-- start RECORD LIST --

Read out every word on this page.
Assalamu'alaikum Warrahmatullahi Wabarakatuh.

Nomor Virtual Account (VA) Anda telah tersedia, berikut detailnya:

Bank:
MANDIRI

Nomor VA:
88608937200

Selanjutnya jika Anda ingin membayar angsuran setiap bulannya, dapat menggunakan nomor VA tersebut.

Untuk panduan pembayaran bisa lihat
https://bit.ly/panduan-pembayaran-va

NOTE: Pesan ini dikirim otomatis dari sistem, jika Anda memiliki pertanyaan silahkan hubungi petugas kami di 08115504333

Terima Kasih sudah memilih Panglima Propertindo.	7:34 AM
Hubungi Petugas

-- end RECORD LIST --

» **WHAT TO PRODUCE**: Using the listing above, retype each line exactly.

» **RESULT BELOW**:
Read out every word on this page.
Assalamu'alaikum Warrahmatullahi Wabarakatuh.

Nomor Virtual Account (VA) Anda telah tersedia, berikut detailnya:

Bank:
MANDIRI

Nomor VA:
88608937200

Selanjutnya jika Anda ingin membayar angsuran setiap bulannya, dapat menggunakan nomor VA tersebut.

Untuk panduan pembayaran bisa lihat
https://bit.ly/panduan-pembayaran-va

NOTE: Pesan ini dikirim otomatis dari sistem, jika Anda memiliki pertanyaan silahkan hubungi petugas kami di 08115504333

Terima Kasih sudah memilih Panglima Propertindo.	7:34 AM
Hubungi Petugas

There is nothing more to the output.